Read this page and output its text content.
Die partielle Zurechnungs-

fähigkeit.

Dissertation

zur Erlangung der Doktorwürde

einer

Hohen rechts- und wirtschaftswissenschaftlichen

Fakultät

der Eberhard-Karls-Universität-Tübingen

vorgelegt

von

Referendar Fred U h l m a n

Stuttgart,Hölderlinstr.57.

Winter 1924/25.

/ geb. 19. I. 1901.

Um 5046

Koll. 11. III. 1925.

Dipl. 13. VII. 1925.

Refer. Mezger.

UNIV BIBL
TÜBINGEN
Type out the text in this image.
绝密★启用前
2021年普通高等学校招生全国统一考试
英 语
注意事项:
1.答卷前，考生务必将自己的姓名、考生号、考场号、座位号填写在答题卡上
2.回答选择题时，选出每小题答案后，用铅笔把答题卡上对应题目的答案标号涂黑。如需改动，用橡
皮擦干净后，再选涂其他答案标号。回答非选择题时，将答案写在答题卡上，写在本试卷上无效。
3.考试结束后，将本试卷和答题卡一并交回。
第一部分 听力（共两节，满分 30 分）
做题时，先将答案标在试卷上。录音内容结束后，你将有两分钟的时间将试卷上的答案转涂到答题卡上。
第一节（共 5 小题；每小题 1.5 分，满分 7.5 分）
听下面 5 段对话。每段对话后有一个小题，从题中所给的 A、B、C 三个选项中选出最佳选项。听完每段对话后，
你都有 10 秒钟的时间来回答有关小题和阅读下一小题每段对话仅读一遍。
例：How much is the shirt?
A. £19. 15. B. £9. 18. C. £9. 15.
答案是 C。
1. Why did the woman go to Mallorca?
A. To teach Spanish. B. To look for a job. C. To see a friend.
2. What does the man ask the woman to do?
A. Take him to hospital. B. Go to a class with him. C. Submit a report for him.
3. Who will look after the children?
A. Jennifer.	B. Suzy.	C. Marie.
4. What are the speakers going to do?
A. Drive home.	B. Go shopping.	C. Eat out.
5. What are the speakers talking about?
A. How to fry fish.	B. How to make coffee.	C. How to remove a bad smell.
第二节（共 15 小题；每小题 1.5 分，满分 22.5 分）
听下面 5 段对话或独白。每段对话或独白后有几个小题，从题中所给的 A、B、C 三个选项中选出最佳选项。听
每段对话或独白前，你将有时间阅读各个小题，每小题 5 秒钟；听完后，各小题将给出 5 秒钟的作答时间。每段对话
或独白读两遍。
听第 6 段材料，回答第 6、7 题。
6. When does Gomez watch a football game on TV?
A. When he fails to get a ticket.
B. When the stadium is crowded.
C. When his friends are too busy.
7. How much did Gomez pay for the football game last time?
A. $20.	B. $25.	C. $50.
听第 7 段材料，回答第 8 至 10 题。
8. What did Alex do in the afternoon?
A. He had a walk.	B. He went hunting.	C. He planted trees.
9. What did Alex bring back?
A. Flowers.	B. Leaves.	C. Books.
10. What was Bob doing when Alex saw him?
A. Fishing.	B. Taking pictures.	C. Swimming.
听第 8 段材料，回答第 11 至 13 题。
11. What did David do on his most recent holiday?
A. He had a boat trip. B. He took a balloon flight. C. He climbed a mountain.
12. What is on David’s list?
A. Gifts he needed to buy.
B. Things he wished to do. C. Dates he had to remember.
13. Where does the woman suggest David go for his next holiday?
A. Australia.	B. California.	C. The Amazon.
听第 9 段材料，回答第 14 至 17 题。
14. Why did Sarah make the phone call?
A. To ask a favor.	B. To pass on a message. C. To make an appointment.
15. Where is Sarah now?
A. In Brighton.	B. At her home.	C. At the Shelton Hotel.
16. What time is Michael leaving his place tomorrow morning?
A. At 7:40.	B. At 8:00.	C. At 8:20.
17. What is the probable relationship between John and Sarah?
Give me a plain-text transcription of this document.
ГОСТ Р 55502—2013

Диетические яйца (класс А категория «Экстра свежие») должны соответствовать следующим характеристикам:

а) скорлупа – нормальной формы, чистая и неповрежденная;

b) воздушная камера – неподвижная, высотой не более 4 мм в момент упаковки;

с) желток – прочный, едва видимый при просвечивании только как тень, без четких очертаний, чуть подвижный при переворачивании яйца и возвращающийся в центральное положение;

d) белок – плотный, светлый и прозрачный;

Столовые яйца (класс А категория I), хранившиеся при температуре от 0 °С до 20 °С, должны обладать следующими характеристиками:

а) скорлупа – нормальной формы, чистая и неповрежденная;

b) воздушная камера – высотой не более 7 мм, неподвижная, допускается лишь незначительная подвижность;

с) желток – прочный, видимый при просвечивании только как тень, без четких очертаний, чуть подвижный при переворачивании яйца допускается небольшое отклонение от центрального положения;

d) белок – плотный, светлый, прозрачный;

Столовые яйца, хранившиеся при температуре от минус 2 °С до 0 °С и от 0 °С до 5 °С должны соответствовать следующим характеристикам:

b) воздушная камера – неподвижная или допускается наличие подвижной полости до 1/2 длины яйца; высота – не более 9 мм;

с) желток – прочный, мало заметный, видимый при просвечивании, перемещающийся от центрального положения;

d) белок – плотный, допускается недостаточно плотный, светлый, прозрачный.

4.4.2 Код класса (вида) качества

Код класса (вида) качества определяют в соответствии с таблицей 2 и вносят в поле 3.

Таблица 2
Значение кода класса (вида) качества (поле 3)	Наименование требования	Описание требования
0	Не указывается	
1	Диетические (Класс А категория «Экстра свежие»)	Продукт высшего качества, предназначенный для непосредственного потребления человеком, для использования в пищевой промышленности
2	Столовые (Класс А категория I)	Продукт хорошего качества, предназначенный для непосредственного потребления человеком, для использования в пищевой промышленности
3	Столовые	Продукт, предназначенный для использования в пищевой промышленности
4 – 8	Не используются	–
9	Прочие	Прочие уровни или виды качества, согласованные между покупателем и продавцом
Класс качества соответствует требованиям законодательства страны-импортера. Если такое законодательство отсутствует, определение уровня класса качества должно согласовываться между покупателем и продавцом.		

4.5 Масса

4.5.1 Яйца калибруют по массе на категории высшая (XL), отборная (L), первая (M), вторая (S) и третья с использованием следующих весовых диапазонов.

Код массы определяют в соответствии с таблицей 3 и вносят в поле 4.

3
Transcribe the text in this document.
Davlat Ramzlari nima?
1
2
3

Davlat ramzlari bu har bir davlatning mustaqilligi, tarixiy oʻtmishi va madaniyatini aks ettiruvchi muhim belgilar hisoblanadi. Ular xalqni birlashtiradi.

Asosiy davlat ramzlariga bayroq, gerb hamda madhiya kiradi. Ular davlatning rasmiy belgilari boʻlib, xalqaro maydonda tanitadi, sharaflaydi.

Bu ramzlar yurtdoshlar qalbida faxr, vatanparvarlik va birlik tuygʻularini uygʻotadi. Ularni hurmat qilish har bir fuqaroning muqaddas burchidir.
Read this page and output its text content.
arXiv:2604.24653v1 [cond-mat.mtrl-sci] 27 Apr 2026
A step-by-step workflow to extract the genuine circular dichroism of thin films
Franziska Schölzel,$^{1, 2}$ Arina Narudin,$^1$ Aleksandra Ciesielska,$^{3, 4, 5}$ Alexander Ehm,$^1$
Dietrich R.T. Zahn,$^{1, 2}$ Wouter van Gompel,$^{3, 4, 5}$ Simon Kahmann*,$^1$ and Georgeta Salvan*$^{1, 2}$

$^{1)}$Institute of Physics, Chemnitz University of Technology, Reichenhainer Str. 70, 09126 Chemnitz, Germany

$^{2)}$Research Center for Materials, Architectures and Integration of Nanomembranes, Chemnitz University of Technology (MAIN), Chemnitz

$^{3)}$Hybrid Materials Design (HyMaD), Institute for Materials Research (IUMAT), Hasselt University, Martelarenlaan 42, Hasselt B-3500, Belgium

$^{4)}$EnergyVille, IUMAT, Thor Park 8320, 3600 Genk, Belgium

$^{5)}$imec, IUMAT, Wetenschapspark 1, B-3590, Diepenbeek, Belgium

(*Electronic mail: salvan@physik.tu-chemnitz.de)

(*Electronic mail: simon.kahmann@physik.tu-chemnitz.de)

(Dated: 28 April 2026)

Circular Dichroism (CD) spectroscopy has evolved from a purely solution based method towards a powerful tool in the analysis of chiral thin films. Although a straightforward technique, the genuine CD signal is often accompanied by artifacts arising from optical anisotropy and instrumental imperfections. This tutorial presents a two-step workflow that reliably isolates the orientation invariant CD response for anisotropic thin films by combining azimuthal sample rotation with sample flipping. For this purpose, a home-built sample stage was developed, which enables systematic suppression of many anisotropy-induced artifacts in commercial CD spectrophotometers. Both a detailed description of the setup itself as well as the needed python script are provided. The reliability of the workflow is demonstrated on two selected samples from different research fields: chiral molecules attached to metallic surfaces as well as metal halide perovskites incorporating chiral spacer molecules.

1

* * *

Requirements:
Select and copy every line of the listing with the word "желток".

Solved exercise:
с) желток – прочный, едва видимый при просвечивании только как тень, без четких очертаний, чуть подвижный при переворачивании яйца и возвращающийся в центральное положение;
с) желток – прочный, видимый при просвечивании только как тень, без четких очертаний, чуть подвижный при переворачивании яйца допускается небольшое отклонение от центрального положения;
с) желток – прочный, мало заметный, видимый при просвечивании, перемещающийся от центрального положения;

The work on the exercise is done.